• PROBLEM TO SOLVE:
Count the lines below that contain the word "числе", and reply with only that number.

• RECORDS PROVIDED:
● ● ● ● ● ● ●
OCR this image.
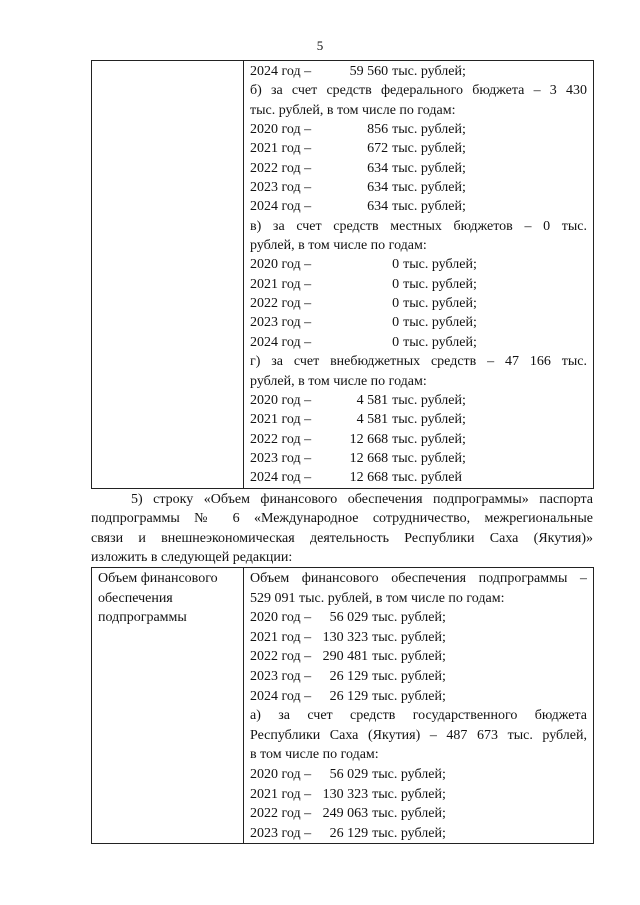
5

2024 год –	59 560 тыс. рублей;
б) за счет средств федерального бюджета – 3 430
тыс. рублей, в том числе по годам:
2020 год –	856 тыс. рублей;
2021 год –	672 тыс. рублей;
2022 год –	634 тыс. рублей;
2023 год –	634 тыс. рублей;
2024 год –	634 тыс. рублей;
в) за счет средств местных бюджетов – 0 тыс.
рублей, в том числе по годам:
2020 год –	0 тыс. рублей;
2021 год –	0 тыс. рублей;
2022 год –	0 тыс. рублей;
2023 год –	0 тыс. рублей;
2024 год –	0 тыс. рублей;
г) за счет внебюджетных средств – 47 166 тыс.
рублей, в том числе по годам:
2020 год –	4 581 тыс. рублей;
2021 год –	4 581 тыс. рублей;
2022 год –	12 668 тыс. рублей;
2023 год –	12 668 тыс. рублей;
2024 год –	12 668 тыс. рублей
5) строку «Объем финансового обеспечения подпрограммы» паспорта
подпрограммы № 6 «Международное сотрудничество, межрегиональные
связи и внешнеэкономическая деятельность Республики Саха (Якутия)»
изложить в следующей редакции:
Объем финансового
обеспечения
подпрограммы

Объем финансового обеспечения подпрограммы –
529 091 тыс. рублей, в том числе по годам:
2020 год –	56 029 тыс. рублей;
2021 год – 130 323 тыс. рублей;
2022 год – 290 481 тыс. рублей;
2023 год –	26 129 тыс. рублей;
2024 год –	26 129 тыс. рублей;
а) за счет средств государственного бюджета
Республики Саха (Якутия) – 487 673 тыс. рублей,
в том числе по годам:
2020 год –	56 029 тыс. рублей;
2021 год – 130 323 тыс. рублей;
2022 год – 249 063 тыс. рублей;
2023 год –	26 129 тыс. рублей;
● ● ● ● ● ● ●
• WRITTEN SOLUTION:
5